- Records supplied -
--------

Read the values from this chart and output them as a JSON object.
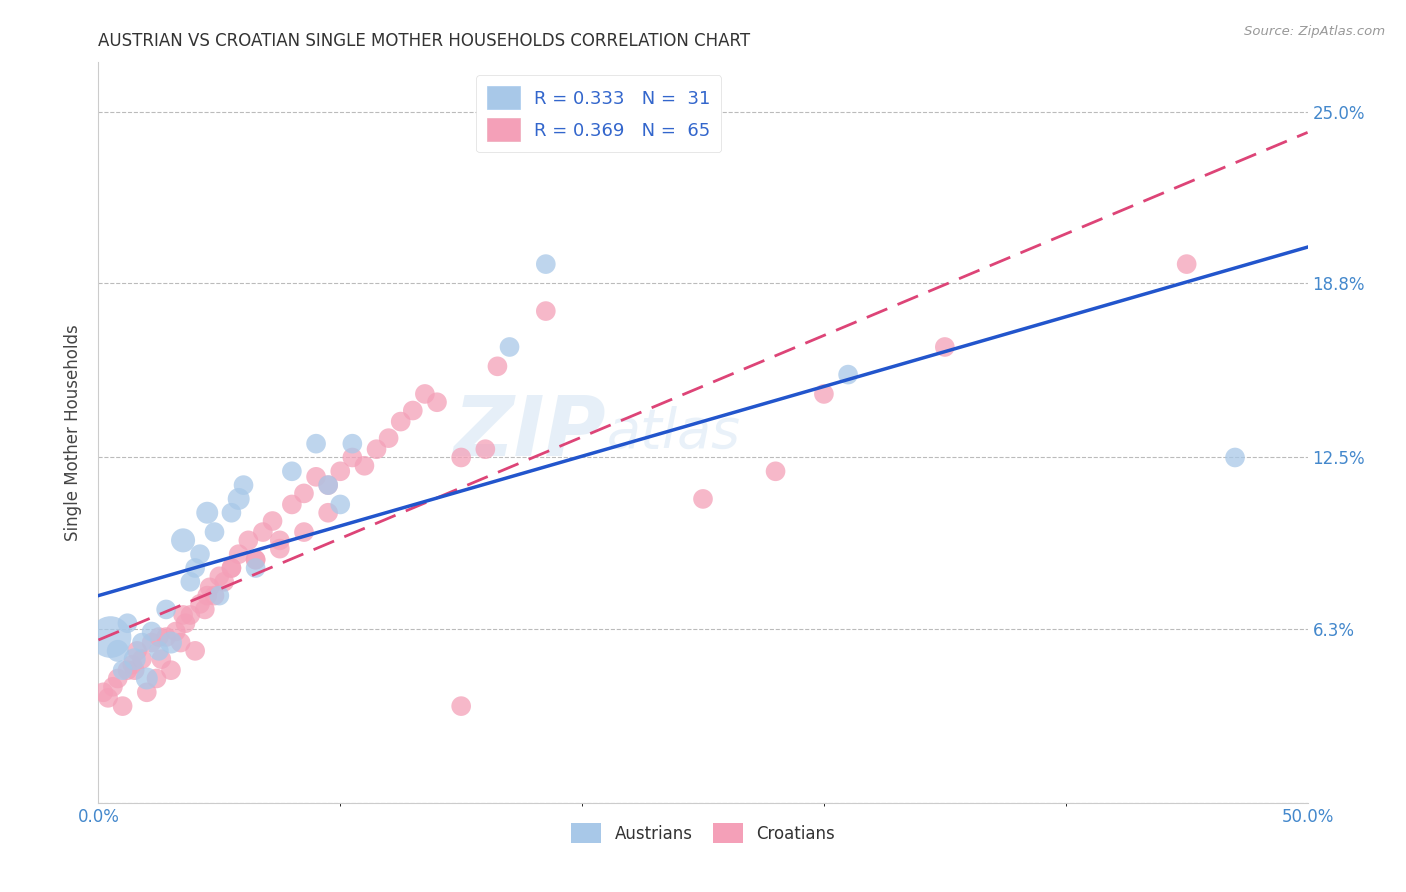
{
  "title": "AUSTRIAN VS CROATIAN SINGLE MOTHER HOUSEHOLDS CORRELATION CHART",
  "source": "Source: ZipAtlas.com",
  "ylabel": "Single Mother Households",
  "xmin": 0.0,
  "xmax": 0.5,
  "ymin": 0.0,
  "ymax": 0.268,
  "yticks": [
    0.0,
    0.063,
    0.125,
    0.188,
    0.25
  ],
  "ytick_labels": [
    "",
    "6.3%",
    "12.5%",
    "18.8%",
    "25.0%"
  ],
  "xtick_left_label": "0.0%",
  "xtick_right_label": "50.0%",
  "legend_r_austrians": "R = 0.333",
  "legend_n_austrians": "N =  31",
  "legend_r_croatians": "R = 0.369",
  "legend_n_croatians": "N =  65",
  "austrian_color": "#a8c8e8",
  "croatian_color": "#f4a0b8",
  "austrian_line_color": "#2255cc",
  "croatian_line_color": "#dd4477",
  "background_color": "#ffffff",
  "watermark_zip": "ZIP",
  "watermark_atlas": "atlas",
  "austrian_x": [
    0.005,
    0.008,
    0.01,
    0.012,
    0.015,
    0.018,
    0.02,
    0.022,
    0.025,
    0.028,
    0.03,
    0.035,
    0.038,
    0.04,
    0.042,
    0.045,
    0.048,
    0.05,
    0.055,
    0.058,
    0.06,
    0.065,
    0.08,
    0.09,
    0.095,
    0.1,
    0.105,
    0.17,
    0.185,
    0.31,
    0.47
  ],
  "austrian_y": [
    0.06,
    0.055,
    0.048,
    0.065,
    0.052,
    0.058,
    0.045,
    0.062,
    0.055,
    0.07,
    0.058,
    0.095,
    0.08,
    0.085,
    0.09,
    0.105,
    0.098,
    0.075,
    0.105,
    0.11,
    0.115,
    0.085,
    0.12,
    0.13,
    0.115,
    0.108,
    0.13,
    0.165,
    0.195,
    0.155,
    0.125
  ],
  "austrian_size": [
    900,
    250,
    200,
    200,
    250,
    200,
    250,
    200,
    200,
    200,
    250,
    300,
    200,
    200,
    200,
    250,
    200,
    200,
    200,
    250,
    200,
    200,
    200,
    200,
    200,
    200,
    200,
    200,
    200,
    200,
    200
  ],
  "croatian_x": [
    0.002,
    0.004,
    0.006,
    0.008,
    0.01,
    0.012,
    0.014,
    0.016,
    0.018,
    0.02,
    0.022,
    0.024,
    0.026,
    0.028,
    0.03,
    0.032,
    0.034,
    0.036,
    0.038,
    0.04,
    0.042,
    0.044,
    0.046,
    0.048,
    0.05,
    0.052,
    0.055,
    0.058,
    0.062,
    0.065,
    0.068,
    0.072,
    0.075,
    0.08,
    0.085,
    0.09,
    0.095,
    0.1,
    0.105,
    0.11,
    0.115,
    0.12,
    0.125,
    0.13,
    0.135,
    0.14,
    0.015,
    0.025,
    0.035,
    0.045,
    0.055,
    0.065,
    0.075,
    0.085,
    0.095,
    0.15,
    0.16,
    0.165,
    0.185,
    0.28,
    0.3,
    0.15,
    0.35,
    0.25,
    0.45
  ],
  "croatian_y": [
    0.04,
    0.038,
    0.042,
    0.045,
    0.035,
    0.048,
    0.05,
    0.055,
    0.052,
    0.04,
    0.058,
    0.045,
    0.052,
    0.06,
    0.048,
    0.062,
    0.058,
    0.065,
    0.068,
    0.055,
    0.072,
    0.07,
    0.078,
    0.075,
    0.082,
    0.08,
    0.085,
    0.09,
    0.095,
    0.088,
    0.098,
    0.102,
    0.095,
    0.108,
    0.112,
    0.118,
    0.115,
    0.12,
    0.125,
    0.122,
    0.128,
    0.132,
    0.138,
    0.142,
    0.148,
    0.145,
    0.048,
    0.06,
    0.068,
    0.075,
    0.085,
    0.088,
    0.092,
    0.098,
    0.105,
    0.125,
    0.128,
    0.158,
    0.178,
    0.12,
    0.148,
    0.035,
    0.165,
    0.11,
    0.195
  ],
  "croatian_size": [
    200,
    200,
    200,
    200,
    200,
    200,
    200,
    200,
    200,
    200,
    200,
    200,
    200,
    200,
    200,
    200,
    200,
    200,
    200,
    200,
    200,
    200,
    200,
    200,
    200,
    200,
    200,
    200,
    200,
    200,
    200,
    200,
    200,
    200,
    200,
    200,
    200,
    200,
    200,
    200,
    200,
    200,
    200,
    200,
    200,
    200,
    200,
    200,
    200,
    200,
    200,
    200,
    200,
    200,
    200,
    200,
    200,
    200,
    200,
    200,
    200,
    200,
    200,
    200,
    200
  ]
}
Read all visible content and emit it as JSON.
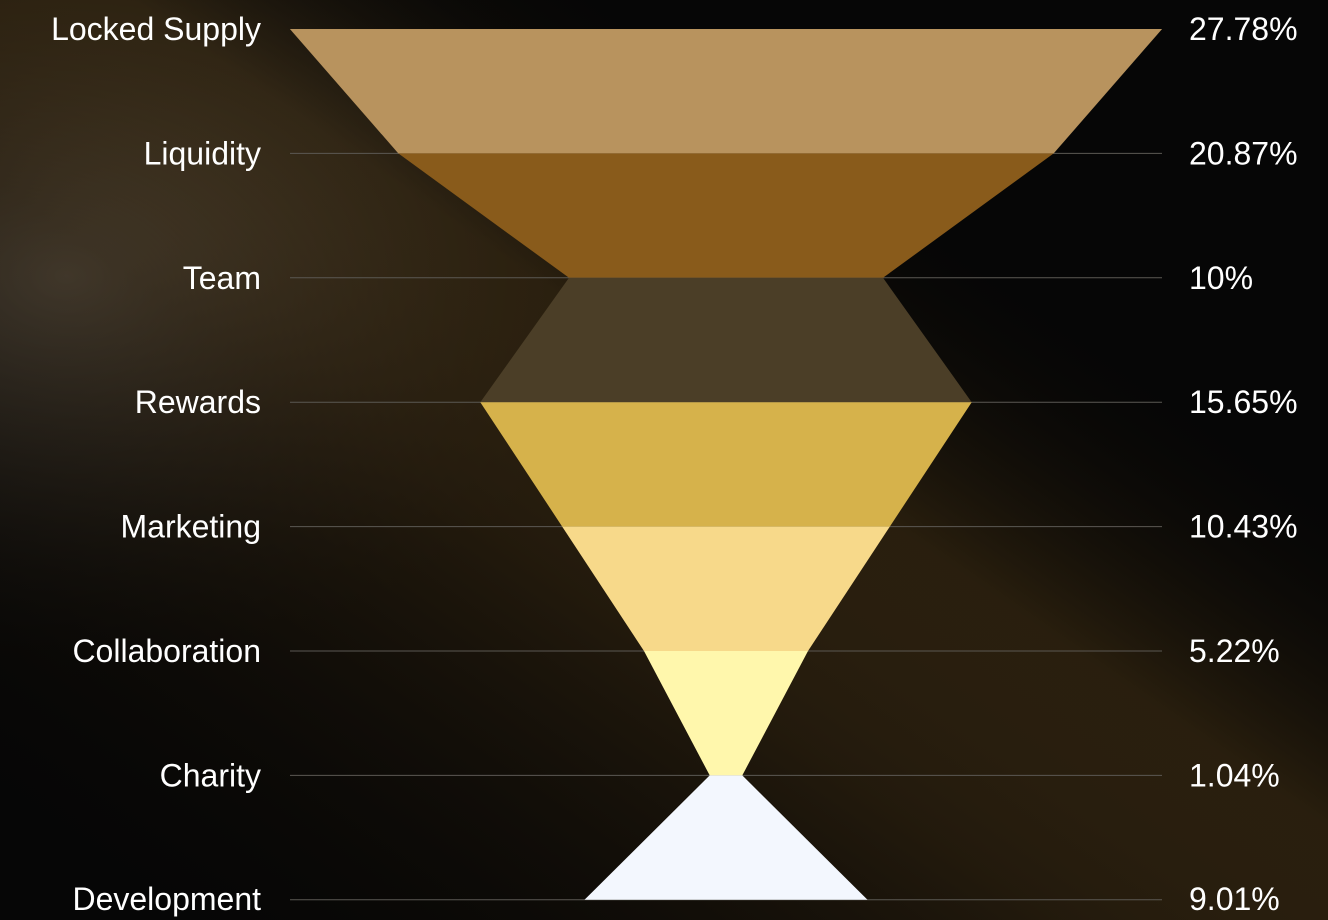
{
  "chart_data": {
    "type": "funnel",
    "categories": [
      "Locked Supply",
      "Liquidity",
      "Team",
      "Rewards",
      "Marketing",
      "Collaboration",
      "Charity",
      "Development"
    ],
    "values": [
      27.78,
      20.87,
      10,
      15.65,
      10.43,
      5.22,
      1.04,
      9.01
    ],
    "value_labels": [
      "27.78%",
      "20.87%",
      "10%",
      "15.65%",
      "10.43%",
      "5.22%",
      "1.04%",
      "9.01%"
    ],
    "colors": [
      "#B8935E",
      "#895B1B",
      "#4B3E27",
      "#D6B24B",
      "#F7D98A",
      "#FFF7AC",
      "#F3F7FE"
    ],
    "title": "",
    "xlabel": "",
    "ylabel": "",
    "grid": true
  }
}
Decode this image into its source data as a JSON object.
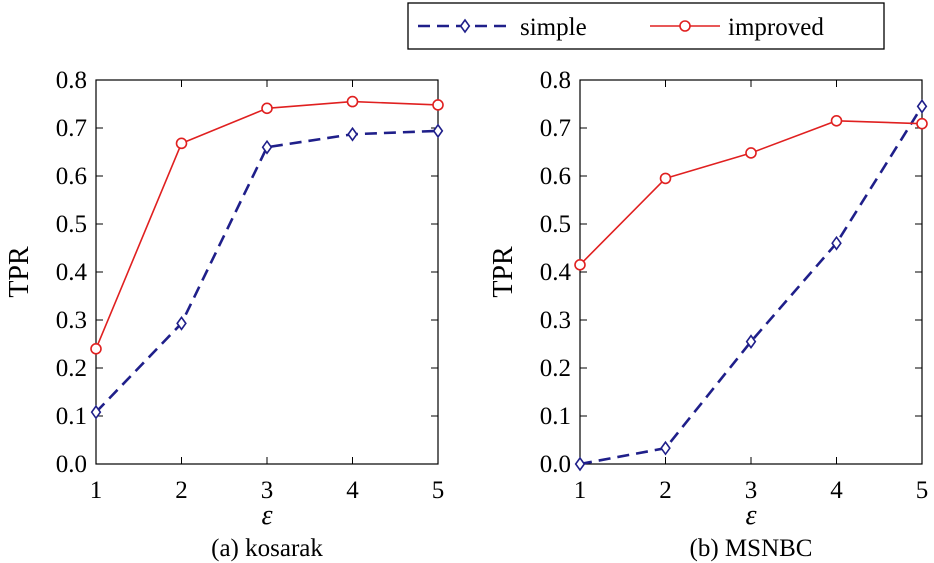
{
  "colors": {
    "simple": "#1f1f8a",
    "improved": "#e02020",
    "axis": "#000000"
  },
  "legend": {
    "placement": "top-right",
    "items": [
      {
        "label": "simple",
        "marker": "diamond",
        "style": "dashed"
      },
      {
        "label": "improved",
        "marker": "circle",
        "style": "solid"
      }
    ]
  },
  "chart_data": [
    {
      "type": "line",
      "caption": "(a) kosarak",
      "xlabel": "ε",
      "ylabel": "TPR",
      "x": [
        1,
        2,
        3,
        4,
        5
      ],
      "xticks": [
        "1",
        "2",
        "3",
        "4",
        "5"
      ],
      "yticks": [
        "0.0",
        "0.1",
        "0.2",
        "0.3",
        "0.4",
        "0.5",
        "0.6",
        "0.7",
        "0.8"
      ],
      "xlim": [
        1,
        5
      ],
      "ylim": [
        0,
        0.8
      ],
      "grid": false,
      "series": [
        {
          "name": "simple",
          "values": [
            0.108,
            0.293,
            0.66,
            0.687,
            0.694
          ]
        },
        {
          "name": "improved",
          "values": [
            0.24,
            0.668,
            0.741,
            0.755,
            0.748
          ]
        }
      ]
    },
    {
      "type": "line",
      "caption": "(b) MSNBC",
      "xlabel": "ε",
      "ylabel": "TPR",
      "x": [
        1,
        2,
        3,
        4,
        5
      ],
      "xticks": [
        "1",
        "2",
        "3",
        "4",
        "5"
      ],
      "yticks": [
        "0.0",
        "0.1",
        "0.2",
        "0.3",
        "0.4",
        "0.5",
        "0.6",
        "0.7",
        "0.8"
      ],
      "xlim": [
        1,
        5
      ],
      "ylim": [
        0,
        0.8
      ],
      "grid": false,
      "series": [
        {
          "name": "simple",
          "values": [
            0.0,
            0.033,
            0.255,
            0.46,
            0.745
          ]
        },
        {
          "name": "improved",
          "values": [
            0.415,
            0.595,
            0.648,
            0.715,
            0.709
          ]
        }
      ]
    }
  ]
}
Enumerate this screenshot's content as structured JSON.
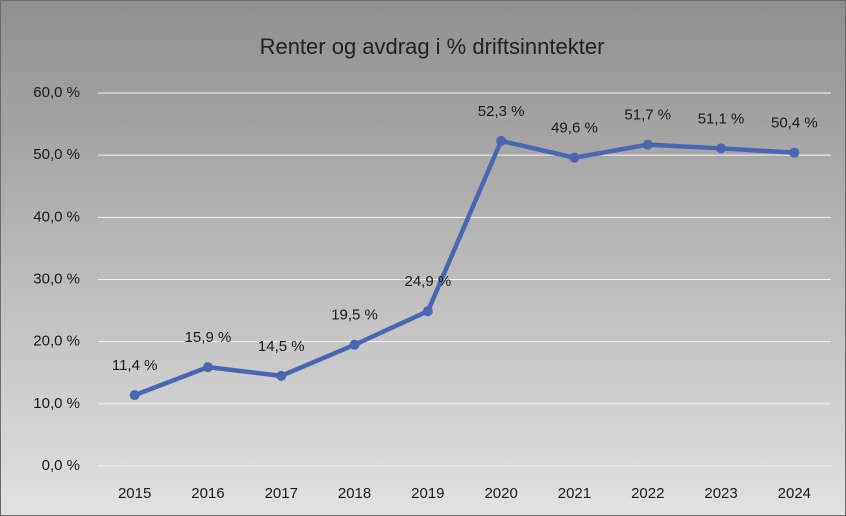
{
  "chart_data": {
    "type": "line",
    "title": "Renter og avdrag i % driftsinntekter",
    "categories": [
      "2015",
      "2016",
      "2017",
      "2018",
      "2019",
      "2020",
      "2021",
      "2022",
      "2023",
      "2024"
    ],
    "series": [
      {
        "name": "Renter og avdrag i % driftsinntekter",
        "color": "#4a66b0",
        "values": [
          11.4,
          15.9,
          14.5,
          19.5,
          24.9,
          52.3,
          49.6,
          51.7,
          51.1,
          50.4
        ],
        "value_labels": [
          "11,4 %",
          "15,9 %",
          "14,5 %",
          "19,5 %",
          "24,9 %",
          "52,3 %",
          "49,6 %",
          "51,7 %",
          "51,1 %",
          "50,4 %"
        ]
      }
    ],
    "ylim": [
      0,
      60
    ],
    "yticks": [
      {
        "value": 0,
        "label": "0,0 %"
      },
      {
        "value": 10,
        "label": "10,0 %"
      },
      {
        "value": 20,
        "label": "20,0 %"
      },
      {
        "value": 30,
        "label": "30,0 %"
      },
      {
        "value": 40,
        "label": "40,0 %"
      },
      {
        "value": 50,
        "label": "50,0 %"
      },
      {
        "value": 60,
        "label": "60,0 %"
      }
    ],
    "grid": true
  }
}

--------

- Goal -
In the lines above, locate the string "content". Copy every line where it occurs.

- Correct output -
Read all visible content and emit it as JSON.
Enumerate this screenshot's content as structured JSON.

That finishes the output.